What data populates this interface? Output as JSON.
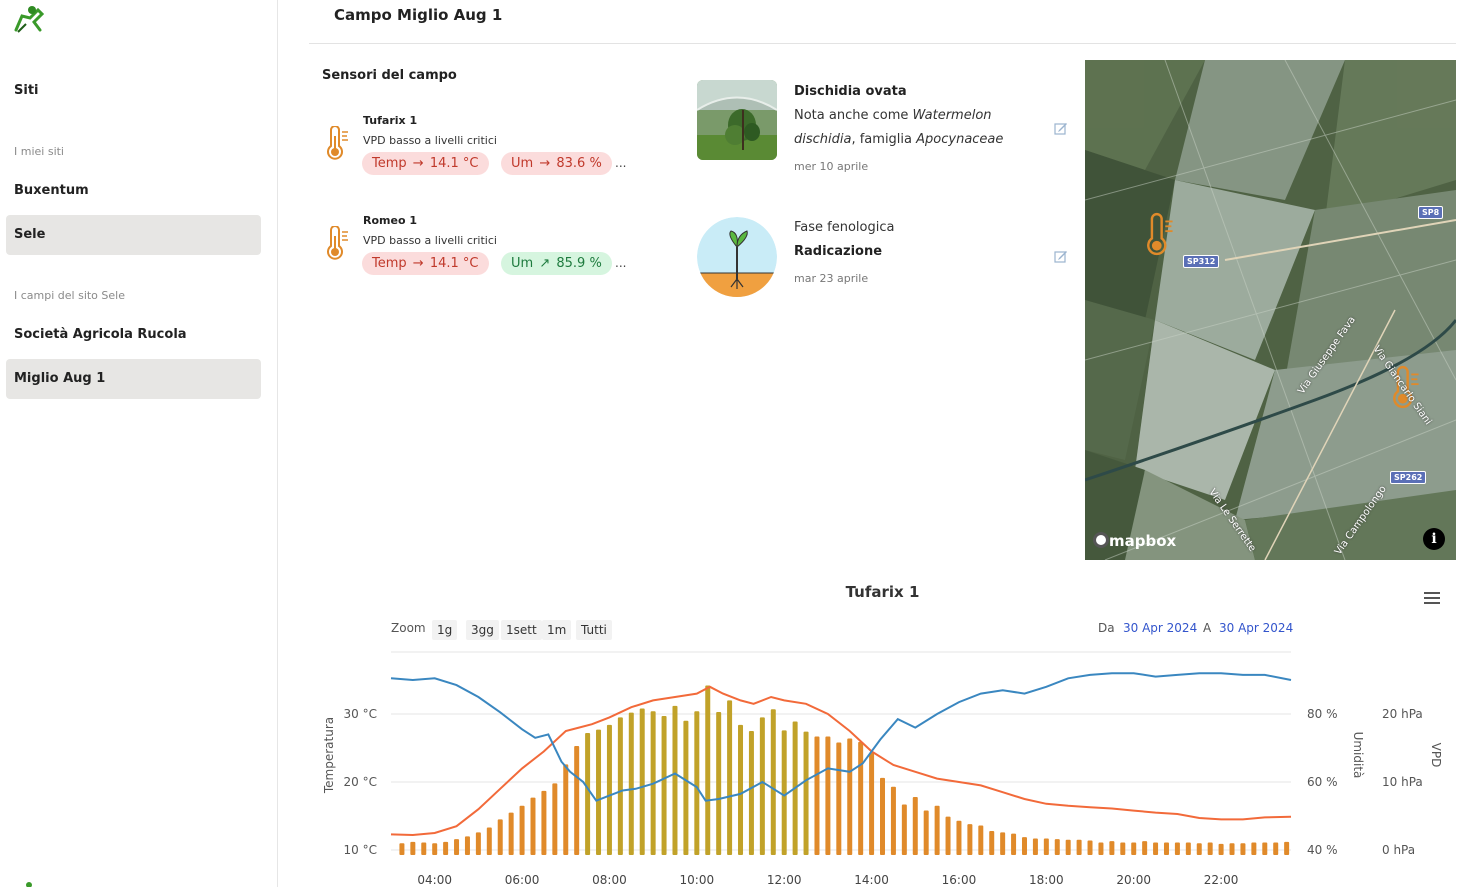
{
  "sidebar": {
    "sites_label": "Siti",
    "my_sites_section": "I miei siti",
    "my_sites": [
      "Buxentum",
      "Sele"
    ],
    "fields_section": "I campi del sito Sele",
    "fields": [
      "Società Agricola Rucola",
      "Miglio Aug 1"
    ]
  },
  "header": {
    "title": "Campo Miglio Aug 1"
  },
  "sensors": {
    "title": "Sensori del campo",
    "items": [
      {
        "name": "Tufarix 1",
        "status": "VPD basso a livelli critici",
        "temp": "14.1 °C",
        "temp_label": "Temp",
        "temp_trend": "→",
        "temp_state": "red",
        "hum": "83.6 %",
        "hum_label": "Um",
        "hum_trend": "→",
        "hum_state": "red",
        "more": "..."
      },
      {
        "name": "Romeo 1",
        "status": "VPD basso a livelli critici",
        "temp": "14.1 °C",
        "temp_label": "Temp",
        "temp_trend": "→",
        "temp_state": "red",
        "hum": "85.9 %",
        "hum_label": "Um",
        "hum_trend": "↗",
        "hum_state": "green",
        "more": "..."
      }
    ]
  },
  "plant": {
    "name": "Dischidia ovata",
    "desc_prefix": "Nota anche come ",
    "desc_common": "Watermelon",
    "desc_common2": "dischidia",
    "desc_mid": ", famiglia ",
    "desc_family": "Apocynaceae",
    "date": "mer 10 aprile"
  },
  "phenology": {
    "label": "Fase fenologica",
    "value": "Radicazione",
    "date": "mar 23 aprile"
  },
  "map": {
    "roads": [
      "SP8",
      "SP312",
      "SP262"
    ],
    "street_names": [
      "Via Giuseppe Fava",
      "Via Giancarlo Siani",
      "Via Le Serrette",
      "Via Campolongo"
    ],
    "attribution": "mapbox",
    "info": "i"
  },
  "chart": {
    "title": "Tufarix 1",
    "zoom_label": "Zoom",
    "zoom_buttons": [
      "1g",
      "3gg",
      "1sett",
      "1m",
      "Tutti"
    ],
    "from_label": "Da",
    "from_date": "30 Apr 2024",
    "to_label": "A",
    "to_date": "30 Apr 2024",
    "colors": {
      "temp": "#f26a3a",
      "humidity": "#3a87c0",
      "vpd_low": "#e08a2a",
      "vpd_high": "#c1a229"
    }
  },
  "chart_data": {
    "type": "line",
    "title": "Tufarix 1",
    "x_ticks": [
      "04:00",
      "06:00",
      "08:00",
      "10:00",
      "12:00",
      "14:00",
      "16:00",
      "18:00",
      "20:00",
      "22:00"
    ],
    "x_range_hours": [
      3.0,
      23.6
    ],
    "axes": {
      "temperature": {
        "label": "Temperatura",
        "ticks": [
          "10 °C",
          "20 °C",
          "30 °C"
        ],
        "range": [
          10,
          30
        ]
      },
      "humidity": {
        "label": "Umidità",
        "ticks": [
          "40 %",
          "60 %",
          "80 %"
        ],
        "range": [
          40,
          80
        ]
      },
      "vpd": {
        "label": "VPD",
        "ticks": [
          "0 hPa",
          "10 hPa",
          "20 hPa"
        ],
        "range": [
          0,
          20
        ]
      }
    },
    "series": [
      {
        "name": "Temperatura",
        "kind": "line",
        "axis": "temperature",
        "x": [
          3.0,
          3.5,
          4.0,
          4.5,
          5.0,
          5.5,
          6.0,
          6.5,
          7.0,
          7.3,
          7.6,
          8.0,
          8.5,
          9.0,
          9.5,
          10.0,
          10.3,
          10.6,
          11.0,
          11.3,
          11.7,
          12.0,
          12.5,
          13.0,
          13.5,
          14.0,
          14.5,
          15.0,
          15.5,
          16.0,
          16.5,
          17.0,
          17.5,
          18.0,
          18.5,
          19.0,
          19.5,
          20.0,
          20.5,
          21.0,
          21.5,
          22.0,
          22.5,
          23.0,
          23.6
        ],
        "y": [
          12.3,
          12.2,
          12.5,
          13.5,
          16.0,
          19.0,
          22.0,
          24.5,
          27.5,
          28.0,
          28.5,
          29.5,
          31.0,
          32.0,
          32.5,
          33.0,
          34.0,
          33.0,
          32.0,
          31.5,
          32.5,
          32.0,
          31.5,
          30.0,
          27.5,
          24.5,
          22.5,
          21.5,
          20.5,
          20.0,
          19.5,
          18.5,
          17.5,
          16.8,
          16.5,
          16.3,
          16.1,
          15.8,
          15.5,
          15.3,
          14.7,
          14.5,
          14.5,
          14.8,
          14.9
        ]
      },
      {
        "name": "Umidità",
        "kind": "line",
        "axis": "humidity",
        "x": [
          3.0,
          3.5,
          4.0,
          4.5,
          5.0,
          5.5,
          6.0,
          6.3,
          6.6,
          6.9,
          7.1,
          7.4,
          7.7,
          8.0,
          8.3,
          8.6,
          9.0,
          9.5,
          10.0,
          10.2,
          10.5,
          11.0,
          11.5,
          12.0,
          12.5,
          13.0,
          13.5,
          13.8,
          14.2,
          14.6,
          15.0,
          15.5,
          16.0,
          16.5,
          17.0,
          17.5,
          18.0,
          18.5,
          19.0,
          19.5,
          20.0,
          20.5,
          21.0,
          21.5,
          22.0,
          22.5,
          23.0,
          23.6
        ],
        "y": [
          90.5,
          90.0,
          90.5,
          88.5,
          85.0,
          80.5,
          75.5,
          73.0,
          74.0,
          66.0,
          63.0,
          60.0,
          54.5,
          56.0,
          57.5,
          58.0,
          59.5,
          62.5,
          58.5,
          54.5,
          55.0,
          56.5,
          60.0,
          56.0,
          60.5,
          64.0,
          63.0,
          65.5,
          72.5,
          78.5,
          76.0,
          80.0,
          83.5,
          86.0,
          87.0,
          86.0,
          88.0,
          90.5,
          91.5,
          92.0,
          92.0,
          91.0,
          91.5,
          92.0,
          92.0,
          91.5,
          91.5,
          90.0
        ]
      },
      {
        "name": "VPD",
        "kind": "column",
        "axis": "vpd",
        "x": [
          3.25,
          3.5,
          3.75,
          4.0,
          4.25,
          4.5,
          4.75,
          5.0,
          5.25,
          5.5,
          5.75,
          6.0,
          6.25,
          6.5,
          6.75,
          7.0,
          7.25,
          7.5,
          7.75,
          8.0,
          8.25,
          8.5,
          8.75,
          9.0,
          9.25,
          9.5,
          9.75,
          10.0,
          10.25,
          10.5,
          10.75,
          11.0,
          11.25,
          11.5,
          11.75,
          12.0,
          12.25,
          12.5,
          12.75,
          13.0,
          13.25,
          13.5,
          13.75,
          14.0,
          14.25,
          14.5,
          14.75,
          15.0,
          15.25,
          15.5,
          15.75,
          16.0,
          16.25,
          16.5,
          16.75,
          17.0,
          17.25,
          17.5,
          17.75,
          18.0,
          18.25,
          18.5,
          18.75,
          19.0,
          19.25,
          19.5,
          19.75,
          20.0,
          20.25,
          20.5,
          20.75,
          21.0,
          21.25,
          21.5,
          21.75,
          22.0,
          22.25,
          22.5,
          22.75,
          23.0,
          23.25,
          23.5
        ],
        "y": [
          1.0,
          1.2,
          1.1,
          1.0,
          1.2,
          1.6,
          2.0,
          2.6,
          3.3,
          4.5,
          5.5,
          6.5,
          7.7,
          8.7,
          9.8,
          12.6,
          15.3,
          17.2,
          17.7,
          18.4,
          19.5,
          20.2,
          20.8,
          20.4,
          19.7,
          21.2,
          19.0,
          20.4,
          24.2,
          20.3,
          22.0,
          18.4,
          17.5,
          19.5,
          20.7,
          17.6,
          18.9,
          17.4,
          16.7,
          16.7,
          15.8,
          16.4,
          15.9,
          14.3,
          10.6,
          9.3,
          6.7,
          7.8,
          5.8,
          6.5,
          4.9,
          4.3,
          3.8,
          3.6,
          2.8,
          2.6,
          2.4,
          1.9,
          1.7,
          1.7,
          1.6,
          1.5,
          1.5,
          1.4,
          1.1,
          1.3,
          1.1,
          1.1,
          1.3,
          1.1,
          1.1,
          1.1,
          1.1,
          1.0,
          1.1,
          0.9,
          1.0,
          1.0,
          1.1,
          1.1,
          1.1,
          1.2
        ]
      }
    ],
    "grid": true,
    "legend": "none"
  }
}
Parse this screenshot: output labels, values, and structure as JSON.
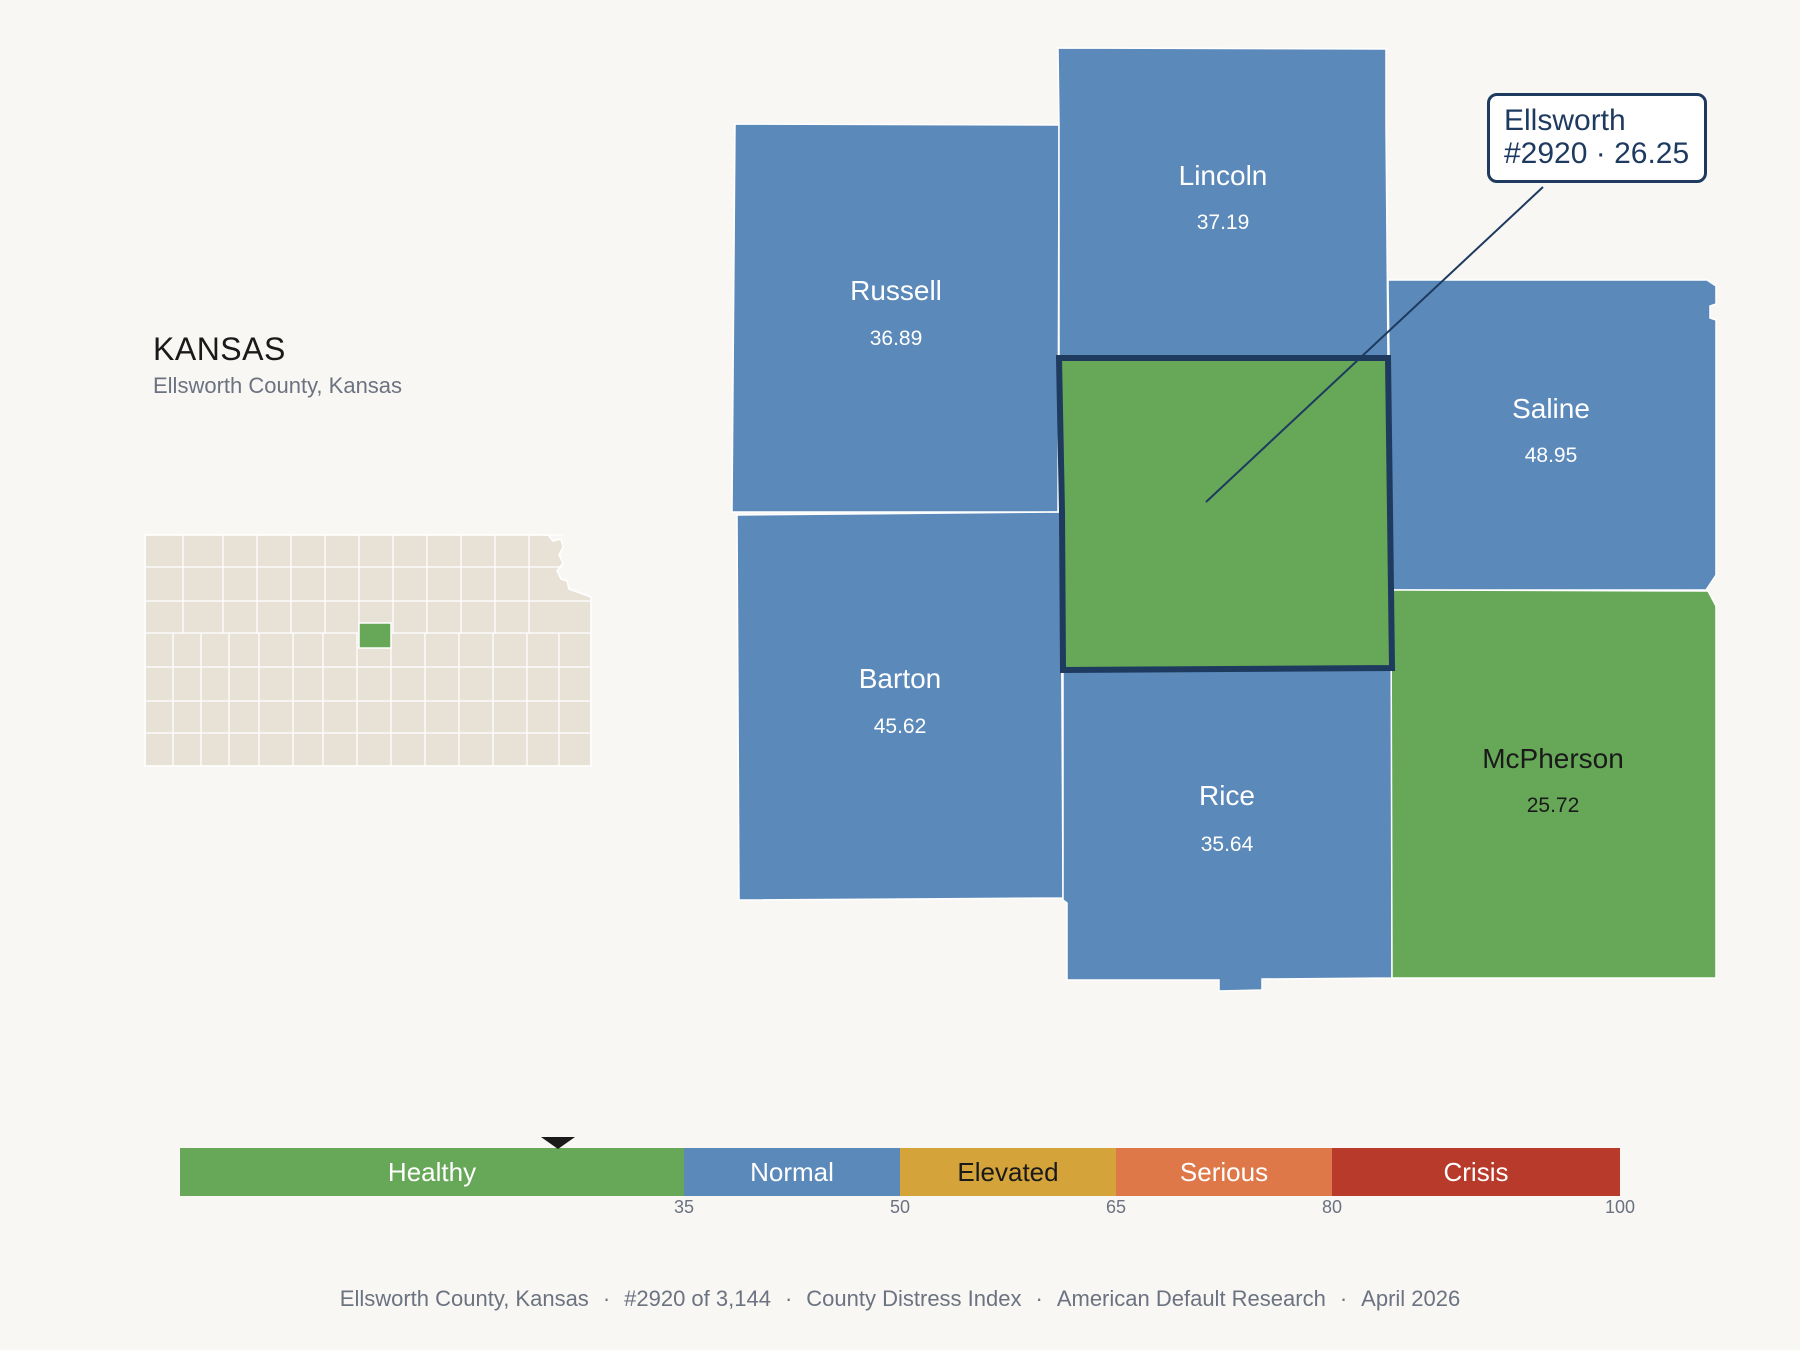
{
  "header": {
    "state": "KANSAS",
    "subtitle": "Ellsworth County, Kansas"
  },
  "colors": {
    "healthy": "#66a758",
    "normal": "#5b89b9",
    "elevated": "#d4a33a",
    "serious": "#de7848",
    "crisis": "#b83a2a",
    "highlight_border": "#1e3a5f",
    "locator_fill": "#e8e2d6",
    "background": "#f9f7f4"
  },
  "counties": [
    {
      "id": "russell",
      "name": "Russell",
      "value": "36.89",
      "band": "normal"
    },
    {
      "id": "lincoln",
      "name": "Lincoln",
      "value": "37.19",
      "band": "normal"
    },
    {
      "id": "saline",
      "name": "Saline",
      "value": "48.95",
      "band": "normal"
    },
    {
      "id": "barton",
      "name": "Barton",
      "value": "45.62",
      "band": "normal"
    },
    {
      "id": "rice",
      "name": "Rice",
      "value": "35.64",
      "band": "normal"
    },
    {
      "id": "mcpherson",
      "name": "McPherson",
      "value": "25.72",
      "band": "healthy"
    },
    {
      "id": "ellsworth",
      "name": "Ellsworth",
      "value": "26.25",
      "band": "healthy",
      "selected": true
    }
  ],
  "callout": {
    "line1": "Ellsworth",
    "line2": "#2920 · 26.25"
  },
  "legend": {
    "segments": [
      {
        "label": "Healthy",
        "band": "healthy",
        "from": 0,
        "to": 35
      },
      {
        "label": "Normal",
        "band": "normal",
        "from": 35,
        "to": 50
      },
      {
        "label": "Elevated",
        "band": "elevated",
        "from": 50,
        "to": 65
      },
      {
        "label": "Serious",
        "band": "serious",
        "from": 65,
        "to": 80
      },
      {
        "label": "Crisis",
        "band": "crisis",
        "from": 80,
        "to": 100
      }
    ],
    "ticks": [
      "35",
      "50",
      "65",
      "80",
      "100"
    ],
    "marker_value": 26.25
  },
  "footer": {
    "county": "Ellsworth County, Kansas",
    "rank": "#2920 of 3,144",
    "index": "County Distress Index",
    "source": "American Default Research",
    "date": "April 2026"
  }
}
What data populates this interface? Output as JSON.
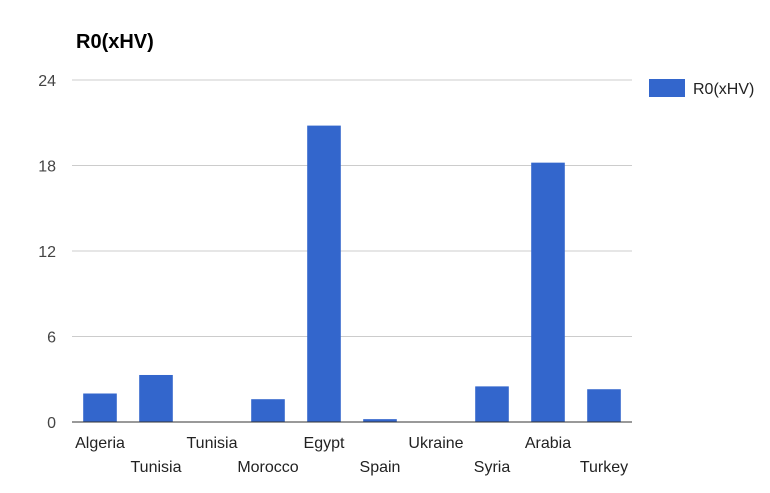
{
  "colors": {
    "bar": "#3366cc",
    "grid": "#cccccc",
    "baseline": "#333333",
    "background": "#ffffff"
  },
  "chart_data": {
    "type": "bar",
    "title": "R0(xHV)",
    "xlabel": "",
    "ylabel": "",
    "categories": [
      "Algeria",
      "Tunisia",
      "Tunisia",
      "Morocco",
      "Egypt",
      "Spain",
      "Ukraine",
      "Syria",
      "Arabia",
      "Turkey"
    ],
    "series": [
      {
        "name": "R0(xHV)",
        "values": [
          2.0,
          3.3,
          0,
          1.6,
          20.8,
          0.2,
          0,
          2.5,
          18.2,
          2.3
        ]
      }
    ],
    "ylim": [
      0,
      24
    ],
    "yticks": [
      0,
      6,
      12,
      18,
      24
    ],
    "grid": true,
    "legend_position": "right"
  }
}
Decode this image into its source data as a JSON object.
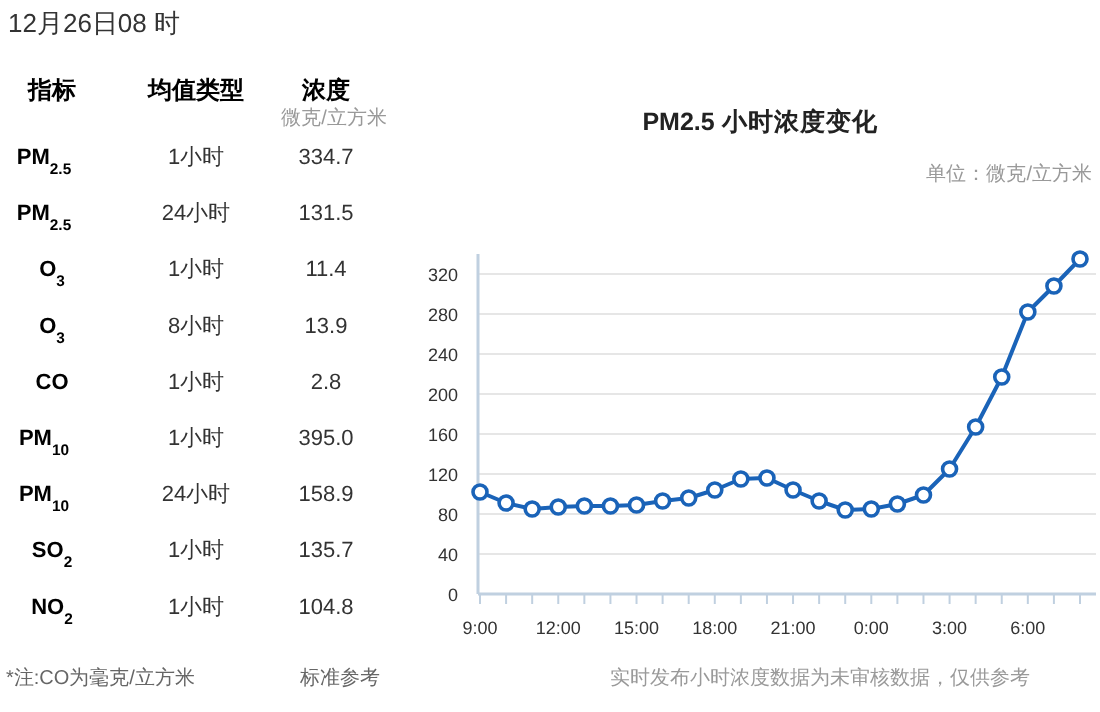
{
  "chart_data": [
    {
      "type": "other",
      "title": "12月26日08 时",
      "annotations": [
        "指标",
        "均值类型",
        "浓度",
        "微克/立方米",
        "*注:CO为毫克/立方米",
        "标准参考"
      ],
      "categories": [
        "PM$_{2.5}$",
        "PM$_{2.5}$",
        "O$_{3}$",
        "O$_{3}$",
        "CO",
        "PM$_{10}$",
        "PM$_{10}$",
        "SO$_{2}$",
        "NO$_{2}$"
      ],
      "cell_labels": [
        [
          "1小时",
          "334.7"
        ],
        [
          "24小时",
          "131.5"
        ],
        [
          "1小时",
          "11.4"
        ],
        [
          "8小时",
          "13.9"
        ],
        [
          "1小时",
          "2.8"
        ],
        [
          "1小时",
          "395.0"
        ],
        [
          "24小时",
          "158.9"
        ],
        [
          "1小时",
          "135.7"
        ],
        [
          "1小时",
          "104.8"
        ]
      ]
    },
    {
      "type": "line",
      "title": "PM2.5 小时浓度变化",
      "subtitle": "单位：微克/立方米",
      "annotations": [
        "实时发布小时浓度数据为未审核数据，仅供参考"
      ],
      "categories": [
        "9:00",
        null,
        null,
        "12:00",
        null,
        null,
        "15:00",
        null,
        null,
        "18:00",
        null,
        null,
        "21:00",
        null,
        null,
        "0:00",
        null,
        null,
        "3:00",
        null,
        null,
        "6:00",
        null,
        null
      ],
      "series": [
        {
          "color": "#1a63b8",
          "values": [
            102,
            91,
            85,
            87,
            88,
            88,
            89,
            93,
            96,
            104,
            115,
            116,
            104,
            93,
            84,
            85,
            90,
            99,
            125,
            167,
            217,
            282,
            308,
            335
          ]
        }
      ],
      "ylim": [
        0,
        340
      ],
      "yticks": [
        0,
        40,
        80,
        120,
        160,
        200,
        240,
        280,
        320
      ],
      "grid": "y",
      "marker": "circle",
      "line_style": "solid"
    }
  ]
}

TASK DESCRIPTION
Give the number of lines that carry the word "County", with nothing added.

IN RESPONSE
3